Entries taken from a collection:
▬▬▬▬▬▬
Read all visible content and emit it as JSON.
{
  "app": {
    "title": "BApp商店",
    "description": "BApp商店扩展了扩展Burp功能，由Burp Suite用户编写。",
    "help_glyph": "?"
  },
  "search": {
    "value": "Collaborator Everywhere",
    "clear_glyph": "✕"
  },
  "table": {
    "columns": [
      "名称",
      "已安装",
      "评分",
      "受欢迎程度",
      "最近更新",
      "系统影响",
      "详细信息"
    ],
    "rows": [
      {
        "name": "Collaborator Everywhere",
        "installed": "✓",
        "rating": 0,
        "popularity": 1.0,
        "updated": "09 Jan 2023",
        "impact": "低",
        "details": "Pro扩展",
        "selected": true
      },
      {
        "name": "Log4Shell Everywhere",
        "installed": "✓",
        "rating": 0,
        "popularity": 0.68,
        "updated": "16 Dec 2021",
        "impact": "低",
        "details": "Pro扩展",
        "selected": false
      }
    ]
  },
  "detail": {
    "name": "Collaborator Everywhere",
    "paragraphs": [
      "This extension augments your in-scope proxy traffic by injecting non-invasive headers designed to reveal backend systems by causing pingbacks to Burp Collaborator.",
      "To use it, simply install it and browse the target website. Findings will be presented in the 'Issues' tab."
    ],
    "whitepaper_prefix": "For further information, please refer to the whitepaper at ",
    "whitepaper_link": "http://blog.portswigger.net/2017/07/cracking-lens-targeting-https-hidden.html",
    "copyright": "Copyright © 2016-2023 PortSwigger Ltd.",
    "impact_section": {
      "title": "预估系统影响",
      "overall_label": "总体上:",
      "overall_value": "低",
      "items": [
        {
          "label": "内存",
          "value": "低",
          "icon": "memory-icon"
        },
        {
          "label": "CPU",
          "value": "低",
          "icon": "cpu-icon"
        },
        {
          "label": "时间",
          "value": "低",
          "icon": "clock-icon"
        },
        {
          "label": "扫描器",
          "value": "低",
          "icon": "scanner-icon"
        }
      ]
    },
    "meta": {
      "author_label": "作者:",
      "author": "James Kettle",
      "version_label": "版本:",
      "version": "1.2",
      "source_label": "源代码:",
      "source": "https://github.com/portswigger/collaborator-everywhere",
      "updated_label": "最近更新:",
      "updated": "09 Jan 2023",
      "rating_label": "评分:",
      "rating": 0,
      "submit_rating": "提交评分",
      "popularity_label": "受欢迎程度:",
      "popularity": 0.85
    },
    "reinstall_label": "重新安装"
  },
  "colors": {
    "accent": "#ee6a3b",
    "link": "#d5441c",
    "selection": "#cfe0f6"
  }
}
▬▬▬▬▬▬
**WHAT THE TASK REQUIRES**
Provide an exact reproduction of all the entries shown above.

**SOLVED EXERCISE**
Read all visible content and emit it as JSON.
{
  "app": {
    "title": "BApp商店",
    "description": "BApp商店扩展了扩展Burp功能，由Burp Suite用户编写。",
    "help_glyph": "?"
  },
  "search": {
    "value": "Collaborator Everywhere",
    "clear_glyph": "✕"
  },
  "table": {
    "columns": [
      "名称",
      "已安装",
      "评分",
      "受欢迎程度",
      "最近更新",
      "系统影响",
      "详细信息"
    ],
    "rows": [
      {
        "name": "Collaborator Everywhere",
        "installed": "✓",
        "rating": 0,
        "popularity": 1.0,
        "updated": "09 Jan 2023",
        "impact": "低",
        "details": "Pro扩展",
        "selected": true
      },
      {
        "name": "Log4Shell Everywhere",
        "installed": "✓",
        "rating": 0,
        "popularity": 0.68,
        "updated": "16 Dec 2021",
        "impact": "低",
        "details": "Pro扩展",
        "selected": false
      }
    ]
  },
  "detail": {
    "name": "Collaborator Everywhere",
    "paragraphs": [
      "This extension augments your in-scope proxy traffic by injecting non-invasive headers designed to reveal backend systems by causing pingbacks to Burp Collaborator.",
      "To use it, simply install it and browse the target website. Findings will be presented in the 'Issues' tab."
    ],
    "whitepaper_prefix": "For further information, please refer to the whitepaper at ",
    "whitepaper_link": "http://blog.portswigger.net/2017/07/cracking-lens-targeting-https-hidden.html",
    "copyright": "Copyright © 2016-2023 PortSwigger Ltd.",
    "impact_section": {
      "title": "预估系统影响",
      "overall_label": "总体上:",
      "overall_value": "低",
      "items": [
        {
          "label": "内存",
          "value": "低",
          "icon": "memory-icon"
        },
        {
          "label": "CPU",
          "value": "低",
          "icon": "cpu-icon"
        },
        {
          "label": "时间",
          "value": "低",
          "icon": "clock-icon"
        },
        {
          "label": "扫描器",
          "value": "低",
          "icon": "scanner-icon"
        }
      ]
    },
    "meta": {
      "author_label": "作者:",
      "author": "James Kettle",
      "version_label": "版本:",
      "version": "1.2",
      "source_label": "源代码:",
      "source": "https://github.com/portswigger/collaborator-everywhere",
      "updated_label": "最近更新:",
      "updated": "09 Jan 2023",
      "rating_label": "评分:",
      "rating": 0,
      "submit_rating": "提交评分",
      "popularity_label": "受欢迎程度:",
      "popularity": 0.85
    },
    "reinstall_label": "重新安装"
  },
  "colors": {
    "accent": "#ee6a3b",
    "link": "#d5441c",
    "selection": "#cfe0f6"
  }
}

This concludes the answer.